* _WHAT TO DO_
Select the lines that hold the word "base" and copy each one.
===
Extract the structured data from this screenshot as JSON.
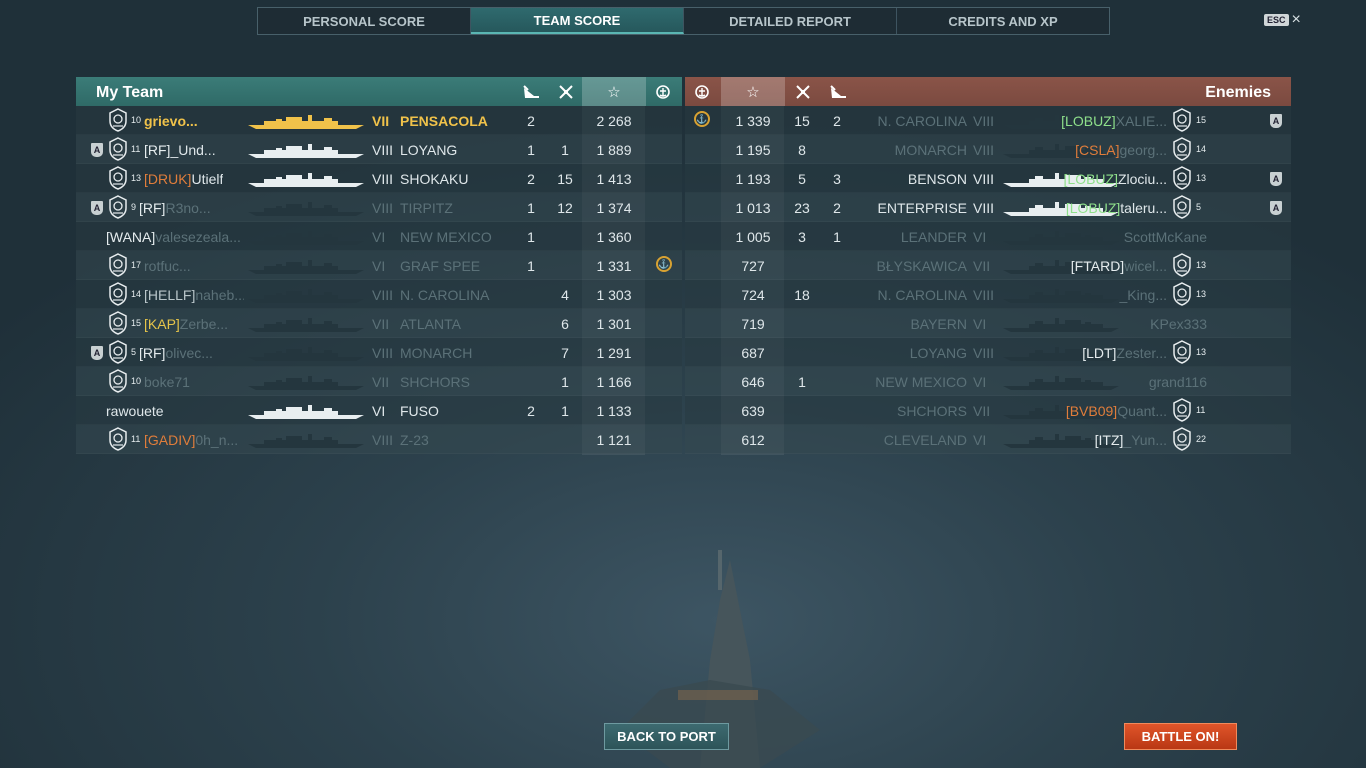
{
  "tabs": [
    "PERSONAL SCORE",
    "TEAM SCORE",
    "DETAILED REPORT",
    "CREDITS AND XP"
  ],
  "esc": {
    "key": "ESC",
    "close": "×"
  },
  "my_team": {
    "title": "My Team",
    "header_icons": [
      "torpedo-hit-icon",
      "ship-kill-icon",
      "star-icon",
      "base-capture-icon"
    ],
    "header_star": "☆",
    "rows": [
      {
        "a": false,
        "rank": "10",
        "clan": "",
        "clan_color": "",
        "name": "grievo...",
        "tier": "VII",
        "ship": "PENSACOLA",
        "c1": "2",
        "c2": "",
        "score": "2 268",
        "medal": false,
        "state": "me",
        "sil": "yellow"
      },
      {
        "a": true,
        "rank": "11",
        "clan": "[RF]",
        "clan_color": "",
        "name": "_Und...",
        "tier": "VIII",
        "ship": "LOYANG",
        "c1": "1",
        "c2": "1",
        "score": "1 889",
        "medal": false,
        "state": "alive",
        "sil": "white"
      },
      {
        "a": false,
        "rank": "13",
        "clan": "[DRUK]",
        "clan_color": "orange",
        "name": "Utielf",
        "tier": "VIII",
        "ship": "SHOKAKU",
        "c1": "2",
        "c2": "15",
        "score": "1 413",
        "medal": false,
        "state": "alive",
        "sil": "white"
      },
      {
        "a": true,
        "rank": "9",
        "clan": "[RF]",
        "clan_color": "",
        "name": "R3no...",
        "tier": "VIII",
        "ship": "TIRPITZ",
        "c1": "1",
        "c2": "12",
        "score": "1 374",
        "medal": false,
        "state": "dead",
        "sil": "dark"
      },
      {
        "a": false,
        "rank": "",
        "clan": "[WANA]",
        "clan_color": "",
        "name": "valesezeala...",
        "tier": "VI",
        "ship": "NEW MEXICO",
        "c1": "1",
        "c2": "",
        "score": "1 360",
        "medal": false,
        "state": "dead",
        "sil": "dark"
      },
      {
        "a": false,
        "rank": "17",
        "clan": "",
        "clan_color": "",
        "name": "rotfuc...",
        "tier": "VI",
        "ship": "GRAF SPEE",
        "c1": "1",
        "c2": "",
        "score": "1 331",
        "medal": true,
        "state": "dead",
        "sil": "dark"
      },
      {
        "a": false,
        "rank": "14",
        "clan": "[HELLF]",
        "clan_color": "gray",
        "name": "naheb...",
        "tier": "VIII",
        "ship": "N. CAROLINA",
        "c1": "",
        "c2": "4",
        "score": "1 303",
        "medal": false,
        "state": "dead",
        "sil": "dark"
      },
      {
        "a": false,
        "rank": "15",
        "clan": "[KAP]",
        "clan_color": "yellow",
        "name": "Zerbe...",
        "tier": "VII",
        "ship": "ATLANTA",
        "c1": "",
        "c2": "6",
        "score": "1 301",
        "medal": false,
        "state": "dead",
        "sil": "dark"
      },
      {
        "a": true,
        "rank": "5",
        "clan": "[RF]",
        "clan_color": "",
        "name": "olivec...",
        "tier": "VIII",
        "ship": "MONARCH",
        "c1": "",
        "c2": "7",
        "score": "1 291",
        "medal": false,
        "state": "dead",
        "sil": "dark"
      },
      {
        "a": false,
        "rank": "10",
        "clan": "",
        "clan_color": "",
        "name": "boke71",
        "tier": "VII",
        "ship": "SHCHORS",
        "c1": "",
        "c2": "1",
        "score": "1 166",
        "medal": false,
        "state": "dead",
        "sil": "dark"
      },
      {
        "a": false,
        "rank": "",
        "clan": "",
        "clan_color": "",
        "name": "rawouete",
        "tier": "VI",
        "ship": "FUSO",
        "c1": "2",
        "c2": "1",
        "score": "1 133",
        "medal": false,
        "state": "alive",
        "sil": "white"
      },
      {
        "a": false,
        "rank": "11",
        "clan": "[GADIV]",
        "clan_color": "orange",
        "name": "0h_n...",
        "tier": "VIII",
        "ship": "Z-23",
        "c1": "",
        "c2": "",
        "score": "1 121",
        "medal": false,
        "state": "dead",
        "sil": "dark"
      }
    ]
  },
  "enemies": {
    "title": "Enemies",
    "header_icons": [
      "base-capture-icon",
      "star-icon",
      "ship-kill-icon",
      "torpedo-hit-icon"
    ],
    "header_star": "☆",
    "rows": [
      {
        "medal": true,
        "score": "1 339",
        "c2": "15",
        "c1": "2",
        "ship": "N. CAROLINA",
        "tier": "VIII",
        "clan": "[LOBUZ]",
        "clan_color": "green",
        "name": "XALIE...",
        "rank": "15",
        "a": true,
        "state": "dead",
        "sil": "dark"
      },
      {
        "medal": false,
        "score": "1 195",
        "c2": "8",
        "c1": "",
        "ship": "MONARCH",
        "tier": "VIII",
        "clan": "[CSLA]",
        "clan_color": "orange",
        "name": "georg...",
        "rank": "14",
        "a": false,
        "state": "dead",
        "sil": "dark"
      },
      {
        "medal": false,
        "score": "1 193",
        "c2": "5",
        "c1": "3",
        "ship": "BENSON",
        "tier": "VIII",
        "clan": "[LOBUZ]",
        "clan_color": "green",
        "name": "Zlociu...",
        "rank": "13",
        "a": true,
        "state": "alive",
        "sil": "white"
      },
      {
        "medal": false,
        "score": "1 013",
        "c2": "23",
        "c1": "2",
        "ship": "ENTERPRISE",
        "tier": "VIII",
        "clan": "[LOBUZ]",
        "clan_color": "green",
        "name": "taleru...",
        "rank": "5",
        "a": true,
        "state": "alive",
        "sil": "white"
      },
      {
        "medal": false,
        "score": "1 005",
        "c2": "3",
        "c1": "1",
        "ship": "LEANDER",
        "tier": "VI",
        "clan": "",
        "clan_color": "",
        "name": "ScottMcKane",
        "rank": "",
        "a": false,
        "state": "dead",
        "sil": "dark"
      },
      {
        "medal": false,
        "score": "727",
        "c2": "",
        "c1": "",
        "ship": "BŁYSKAWICA",
        "tier": "VII",
        "clan": "[FTARD]",
        "clan_color": "",
        "name": "wicel...",
        "rank": "13",
        "a": false,
        "state": "dead",
        "sil": "dark"
      },
      {
        "medal": false,
        "score": "724",
        "c2": "18",
        "c1": "",
        "ship": "N. CAROLINA",
        "tier": "VIII",
        "clan": "",
        "clan_color": "",
        "name": "_King...",
        "rank": "13",
        "a": false,
        "state": "dead",
        "sil": "dark"
      },
      {
        "medal": false,
        "score": "719",
        "c2": "",
        "c1": "",
        "ship": "BAYERN",
        "tier": "VI",
        "clan": "",
        "clan_color": "",
        "name": "KPex333",
        "rank": "",
        "a": false,
        "state": "dead",
        "sil": "dark"
      },
      {
        "medal": false,
        "score": "687",
        "c2": "",
        "c1": "",
        "ship": "LOYANG",
        "tier": "VIII",
        "clan": "[LDT]",
        "clan_color": "",
        "name": "Zester...",
        "rank": "13",
        "a": false,
        "state": "dead",
        "sil": "dark"
      },
      {
        "medal": false,
        "score": "646",
        "c2": "1",
        "c1": "",
        "ship": "NEW MEXICO",
        "tier": "VI",
        "clan": "",
        "clan_color": "",
        "name": "grand116",
        "rank": "",
        "a": false,
        "state": "dead",
        "sil": "dark"
      },
      {
        "medal": false,
        "score": "639",
        "c2": "",
        "c1": "",
        "ship": "SHCHORS",
        "tier": "VII",
        "clan": "[BVB09]",
        "clan_color": "orange",
        "name": "Quant...",
        "rank": "11",
        "a": false,
        "state": "dead",
        "sil": "dark"
      },
      {
        "medal": false,
        "score": "612",
        "c2": "",
        "c1": "",
        "ship": "CLEVELAND",
        "tier": "VI",
        "clan": "[ITZ]",
        "clan_color": "",
        "name": "_Yun...",
        "rank": "22",
        "a": false,
        "state": "dead",
        "sil": "dark"
      }
    ]
  },
  "colors": {
    "yellow": "#f0c24a",
    "white": "#e8eef0",
    "dark": "#24363e",
    "medal": "#d8a232"
  },
  "buttons": {
    "back": "BACK TO PORT",
    "battle": "BATTLE ON!"
  }
}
===
* _ANSWER TO THIS TASK_
      "base-capture-icon"
      "base-capture-icon",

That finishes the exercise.